> [PROBLEM REQUIREMENTS]: Write the data out again, exactly as given.

Begin

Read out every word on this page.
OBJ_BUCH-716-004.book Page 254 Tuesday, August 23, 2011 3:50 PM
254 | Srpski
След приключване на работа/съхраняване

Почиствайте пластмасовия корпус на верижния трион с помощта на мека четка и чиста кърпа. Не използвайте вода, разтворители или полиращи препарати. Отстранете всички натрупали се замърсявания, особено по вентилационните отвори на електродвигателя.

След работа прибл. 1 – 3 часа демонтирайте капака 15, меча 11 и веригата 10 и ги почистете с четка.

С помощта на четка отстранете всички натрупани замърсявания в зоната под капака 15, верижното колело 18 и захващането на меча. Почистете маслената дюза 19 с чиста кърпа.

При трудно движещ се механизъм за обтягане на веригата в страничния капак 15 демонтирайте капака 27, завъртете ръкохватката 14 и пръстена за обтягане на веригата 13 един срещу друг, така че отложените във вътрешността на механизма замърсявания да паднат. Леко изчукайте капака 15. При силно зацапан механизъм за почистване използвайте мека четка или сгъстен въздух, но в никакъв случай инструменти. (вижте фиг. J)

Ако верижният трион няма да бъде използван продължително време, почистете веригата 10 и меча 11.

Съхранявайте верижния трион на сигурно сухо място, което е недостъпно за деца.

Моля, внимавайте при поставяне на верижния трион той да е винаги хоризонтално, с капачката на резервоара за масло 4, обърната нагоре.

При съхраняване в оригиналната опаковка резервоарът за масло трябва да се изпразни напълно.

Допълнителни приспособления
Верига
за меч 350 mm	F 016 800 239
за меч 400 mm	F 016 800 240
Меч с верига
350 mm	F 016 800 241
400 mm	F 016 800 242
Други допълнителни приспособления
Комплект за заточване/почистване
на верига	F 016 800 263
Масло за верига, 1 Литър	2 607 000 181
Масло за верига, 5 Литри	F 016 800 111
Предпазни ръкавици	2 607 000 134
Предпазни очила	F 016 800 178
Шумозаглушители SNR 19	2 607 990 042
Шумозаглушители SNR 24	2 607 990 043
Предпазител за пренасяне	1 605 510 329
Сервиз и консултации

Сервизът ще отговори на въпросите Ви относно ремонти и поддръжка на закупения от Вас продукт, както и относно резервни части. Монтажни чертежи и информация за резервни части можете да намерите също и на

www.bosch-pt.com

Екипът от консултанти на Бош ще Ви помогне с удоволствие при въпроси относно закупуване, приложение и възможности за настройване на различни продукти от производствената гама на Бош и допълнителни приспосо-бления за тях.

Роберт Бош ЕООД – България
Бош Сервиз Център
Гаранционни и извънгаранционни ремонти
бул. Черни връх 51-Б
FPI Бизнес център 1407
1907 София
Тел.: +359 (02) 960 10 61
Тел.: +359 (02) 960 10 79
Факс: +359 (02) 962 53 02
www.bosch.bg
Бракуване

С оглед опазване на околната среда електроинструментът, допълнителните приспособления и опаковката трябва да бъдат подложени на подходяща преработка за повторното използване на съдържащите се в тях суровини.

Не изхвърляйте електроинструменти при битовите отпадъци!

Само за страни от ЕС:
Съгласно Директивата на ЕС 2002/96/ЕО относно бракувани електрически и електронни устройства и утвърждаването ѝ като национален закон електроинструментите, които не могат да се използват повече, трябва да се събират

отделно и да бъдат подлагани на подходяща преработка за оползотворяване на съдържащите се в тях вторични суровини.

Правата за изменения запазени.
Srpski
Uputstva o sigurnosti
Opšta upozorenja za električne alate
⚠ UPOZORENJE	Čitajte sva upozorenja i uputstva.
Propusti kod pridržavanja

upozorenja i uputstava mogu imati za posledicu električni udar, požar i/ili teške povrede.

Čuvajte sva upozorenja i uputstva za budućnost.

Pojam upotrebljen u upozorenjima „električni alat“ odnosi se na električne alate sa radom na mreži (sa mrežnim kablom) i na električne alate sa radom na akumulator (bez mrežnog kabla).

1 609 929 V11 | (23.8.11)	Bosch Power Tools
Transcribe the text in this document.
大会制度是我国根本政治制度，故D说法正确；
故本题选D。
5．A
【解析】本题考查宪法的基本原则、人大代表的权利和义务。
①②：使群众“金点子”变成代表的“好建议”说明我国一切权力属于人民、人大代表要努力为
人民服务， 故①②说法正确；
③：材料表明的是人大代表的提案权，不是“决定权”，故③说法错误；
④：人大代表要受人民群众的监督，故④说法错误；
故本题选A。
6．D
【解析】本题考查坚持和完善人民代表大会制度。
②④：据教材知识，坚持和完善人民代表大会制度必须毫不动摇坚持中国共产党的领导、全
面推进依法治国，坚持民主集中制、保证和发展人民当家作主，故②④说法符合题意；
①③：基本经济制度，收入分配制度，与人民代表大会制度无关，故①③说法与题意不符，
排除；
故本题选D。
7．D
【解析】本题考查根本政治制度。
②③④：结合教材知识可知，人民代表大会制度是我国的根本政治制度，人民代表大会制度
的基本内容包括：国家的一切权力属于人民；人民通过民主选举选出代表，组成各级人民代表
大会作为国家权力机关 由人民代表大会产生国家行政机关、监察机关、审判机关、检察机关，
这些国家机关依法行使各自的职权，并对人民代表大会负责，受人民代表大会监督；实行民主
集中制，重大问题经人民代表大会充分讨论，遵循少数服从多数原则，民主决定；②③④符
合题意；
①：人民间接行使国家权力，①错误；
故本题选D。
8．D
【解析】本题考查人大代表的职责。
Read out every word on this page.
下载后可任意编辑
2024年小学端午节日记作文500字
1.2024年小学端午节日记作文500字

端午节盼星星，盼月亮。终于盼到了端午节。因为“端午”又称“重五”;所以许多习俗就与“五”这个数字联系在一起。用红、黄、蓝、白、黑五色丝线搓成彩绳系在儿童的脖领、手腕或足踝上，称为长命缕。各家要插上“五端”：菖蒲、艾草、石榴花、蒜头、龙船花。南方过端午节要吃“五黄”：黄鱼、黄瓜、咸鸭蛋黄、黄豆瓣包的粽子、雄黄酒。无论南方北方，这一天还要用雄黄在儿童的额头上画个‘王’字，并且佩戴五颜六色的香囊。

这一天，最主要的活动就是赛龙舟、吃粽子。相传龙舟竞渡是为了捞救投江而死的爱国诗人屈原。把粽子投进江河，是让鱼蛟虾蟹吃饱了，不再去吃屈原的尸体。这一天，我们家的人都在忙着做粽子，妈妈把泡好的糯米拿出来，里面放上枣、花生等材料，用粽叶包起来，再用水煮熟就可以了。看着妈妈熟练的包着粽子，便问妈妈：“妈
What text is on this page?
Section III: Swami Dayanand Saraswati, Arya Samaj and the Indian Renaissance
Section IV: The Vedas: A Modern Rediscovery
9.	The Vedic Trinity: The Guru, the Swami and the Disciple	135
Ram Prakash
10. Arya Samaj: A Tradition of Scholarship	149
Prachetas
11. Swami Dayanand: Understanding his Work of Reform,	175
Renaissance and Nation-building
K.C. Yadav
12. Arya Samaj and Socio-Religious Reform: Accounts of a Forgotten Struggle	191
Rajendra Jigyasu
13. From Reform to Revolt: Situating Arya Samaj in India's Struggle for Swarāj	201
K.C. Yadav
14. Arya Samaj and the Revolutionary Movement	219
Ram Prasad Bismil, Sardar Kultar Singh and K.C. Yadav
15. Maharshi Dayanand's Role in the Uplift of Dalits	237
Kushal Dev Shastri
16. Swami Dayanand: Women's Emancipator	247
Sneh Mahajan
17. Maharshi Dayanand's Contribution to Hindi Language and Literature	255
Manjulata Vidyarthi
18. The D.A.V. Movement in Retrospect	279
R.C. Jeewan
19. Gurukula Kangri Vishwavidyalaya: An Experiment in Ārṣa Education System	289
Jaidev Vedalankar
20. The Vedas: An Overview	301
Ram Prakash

End

> [SOLUTION]:
Read out every word on this page.
OBJ_BUCH-716-004.book Page 254 Tuesday, August 23, 2011 3:50 PM
254 | Srpski
След приключване на работа/съхраняване

Почиствайте пластмасовия корпус на верижния трион с помощта на мека четка и чиста кърпа. Не използвайте вода, разтворители или полиращи препарати. Отстранете всички натрупали се замърсявания, особено по вентилационните отвори на електродвигателя.

След работа прибл. 1 – 3 часа демонтирайте капака 15, меча 11 и веригата 10 и ги почистете с четка.

С помощта на четка отстранете всички натрупани замърсявания в зоната под капака 15, верижното колело 18 и захващането на меча. Почистете маслената дюза 19 с чиста кърпа.

При трудно движещ се механизъм за обтягане на веригата в страничния капак 15 демонтирайте капака 27, завъртете ръкохватката 14 и пръстена за обтягане на веригата 13 един срещу друг, така че отложените във вътрешността на механизма замърсявания да паднат. Леко изчукайте капака 15. При силно зацапан механизъм за почистване използвайте мека четка или сгъстен въздух, но в никакъв случай инструменти. (вижте фиг. J)

Ако верижният трион няма да бъде използван продължително време, почистете веригата 10 и меча 11.

Съхранявайте верижния трион на сигурно сухо място, което е недостъпно за деца.

Моля, внимавайте при поставяне на верижния трион той да е винаги хоризонтално, с капачката на резервоара за масло 4, обърната нагоре.

При съхраняване в оригиналната опаковка резервоарът за масло трябва да се изпразни напълно.

Допълнителни приспособления
Верига
за меч 350 mm	F 016 800 239
за меч 400 mm	F 016 800 240
Меч с верига
350 mm	F 016 800 241
400 mm	F 016 800 242
Други допълнителни приспособления
Комплект за заточване/почистване
на верига	F 016 800 263
Масло за верига, 1 Литър	2 607 000 181
Масло за верига, 5 Литри	F 016 800 111
Предпазни ръкавици	2 607 000 134
Предпазни очила	F 016 800 178
Шумозаглушители SNR 19	2 607 990 042
Шумозаглушители SNR 24	2 607 990 043
Предпазител за пренасяне	1 605 510 329
Сервиз и консултации

Сервизът ще отговори на въпросите Ви относно ремонти и поддръжка на закупения от Вас продукт, както и относно резервни части. Монтажни чертежи и информация за резервни части можете да намерите също и на

www.bosch-pt.com

Екипът от консултанти на Бош ще Ви помогне с удоволствие при въпроси относно закупуване, приложение и възможности за настройване на различни продукти от производствената гама на Бош и допълнителни приспосо-бления за тях.

Роберт Бош ЕООД – България
Бош Сервиз Център
Гаранционни и извънгаранционни ремонти
бул. Черни връх 51-Б
FPI Бизнес център 1407
1907 София
Тел.: +359 (02) 960 10 61
Тел.: +359 (02) 960 10 79
Факс: +359 (02) 962 53 02
www.bosch.bg
Бракуване

С оглед опазване на околната среда електроинструментът, допълнителните приспособления и опаковката трябва да бъдат подложени на подходяща преработка за повторното използване на съдържащите се в тях суровини.

Не изхвърляйте електроинструменти при битовите отпадъци!

Само за страни от ЕС:
Съгласно Директивата на ЕС 2002/96/ЕО относно бракувани електрически и електронни устройства и утвърждаването ѝ като национален закон електроинструментите, които не могат да се използват повече, трябва да се събират

отделно и да бъдат подлагани на подходяща преработка за оползотворяване на съдържащите се в тях вторични суровини.

Правата за изменения запазени.
Srpski
Uputstva o sigurnosti
Opšta upozorenja za električne alate
⚠ UPOZORENJE	Čitajte sva upozorenja i uputstva.
Propusti kod pridržavanja

upozorenja i uputstava mogu imati za posledicu električni udar, požar i/ili teške povrede.

Čuvajte sva upozorenja i uputstva za budućnost.

Pojam upotrebljen u upozorenjima „električni alat“ odnosi se na električne alate sa radom na mreži (sa mrežnim kablom) i na električne alate sa radom na akumulator (bez mrežnog kabla).

1 609 929 V11 | (23.8.11)	Bosch Power Tools
Transcribe the text in this document.
大会制度是我国根本政治制度，故D说法正确；
故本题选D。
5．A
【解析】本题考查宪法的基本原则、人大代表的权利和义务。
①②：使群众“金点子”变成代表的“好建议”说明我国一切权力属于人民、人大代表要努力为
人民服务， 故①②说法正确；
③：材料表明的是人大代表的提案权，不是“决定权”，故③说法错误；
④：人大代表要受人民群众的监督，故④说法错误；
故本题选A。
6．D
【解析】本题考查坚持和完善人民代表大会制度。
②④：据教材知识，坚持和完善人民代表大会制度必须毫不动摇坚持中国共产党的领导、全
面推进依法治国，坚持民主集中制、保证和发展人民当家作主，故②④说法符合题意；
①③：基本经济制度，收入分配制度，与人民代表大会制度无关，故①③说法与题意不符，
排除；
故本题选D。
7．D
【解析】本题考查根本政治制度。
②③④：结合教材知识可知，人民代表大会制度是我国的根本政治制度，人民代表大会制度
的基本内容包括：国家的一切权力属于人民；人民通过民主选举选出代表，组成各级人民代表
大会作为国家权力机关 由人民代表大会产生国家行政机关、监察机关、审判机关、检察机关，
这些国家机关依法行使各自的职权，并对人民代表大会负责，受人民代表大会监督；实行民主
集中制，重大问题经人民代表大会充分讨论，遵循少数服从多数原则，民主决定；②③④符
合题意；
①：人民间接行使国家权力，①错误；
故本题选D。
8．D
【解析】本题考查人大代表的职责。
Read out every word on this page.
下载后可任意编辑
2024年小学端午节日记作文500字
1.2024年小学端午节日记作文500字

端午节盼星星，盼月亮。终于盼到了端午节。因为“端午”又称“重五”;所以许多习俗就与“五”这个数字联系在一起。用红、黄、蓝、白、黑五色丝线搓成彩绳系在儿童的脖领、手腕或足踝上，称为长命缕。各家要插上“五端”：菖蒲、艾草、石榴花、蒜头、龙船花。南方过端午节要吃“五黄”：黄鱼、黄瓜、咸鸭蛋黄、黄豆瓣包的粽子、雄黄酒。无论南方北方，这一天还要用雄黄在儿童的额头上画个‘王’字，并且佩戴五颜六色的香囊。

这一天，最主要的活动就是赛龙舟、吃粽子。相传龙舟竞渡是为了捞救投江而死的爱国诗人屈原。把粽子投进江河，是让鱼蛟虾蟹吃饱了，不再去吃屈原的尸体。这一天，我们家的人都在忙着做粽子，妈妈把泡好的糯米拿出来，里面放上枣、花生等材料，用粽叶包起来，再用水煮熟就可以了。看着妈妈熟练的包着粽子，便问妈妈：“妈
What text is on this page?
Section III: Swami Dayanand Saraswati, Arya Samaj and the Indian Renaissance
Section IV: The Vedas: A Modern Rediscovery
9.	The Vedic Trinity: The Guru, the Swami and the Disciple	135
Ram Prakash
10. Arya Samaj: A Tradition of Scholarship	149
Prachetas
11. Swami Dayanand: Understanding his Work of Reform,	175
Renaissance and Nation-building
K.C. Yadav
12. Arya Samaj and Socio-Religious Reform: Accounts of a Forgotten Struggle	191
Rajendra Jigyasu
13. From Reform to Revolt: Situating Arya Samaj in India's Struggle for Swarāj	201
K.C. Yadav
14. Arya Samaj and the Revolutionary Movement	219
Ram Prasad Bismil, Sardar Kultar Singh and K.C. Yadav
15. Maharshi Dayanand's Role in the Uplift of Dalits	237
Kushal Dev Shastri
16. Swami Dayanand: Women's Emancipator	247
Sneh Mahajan
17. Maharshi Dayanand's Contribution to Hindi Language and Literature	255
Manjulata Vidyarthi
18. The D.A.V. Movement in Retrospect	279
R.C. Jeewan
19. Gurukula Kangri Vishwavidyalaya: An Experiment in Ārṣa Education System	289
Jaidev Vedalankar
20. The Vedas: An Overview	301
Ram Prakash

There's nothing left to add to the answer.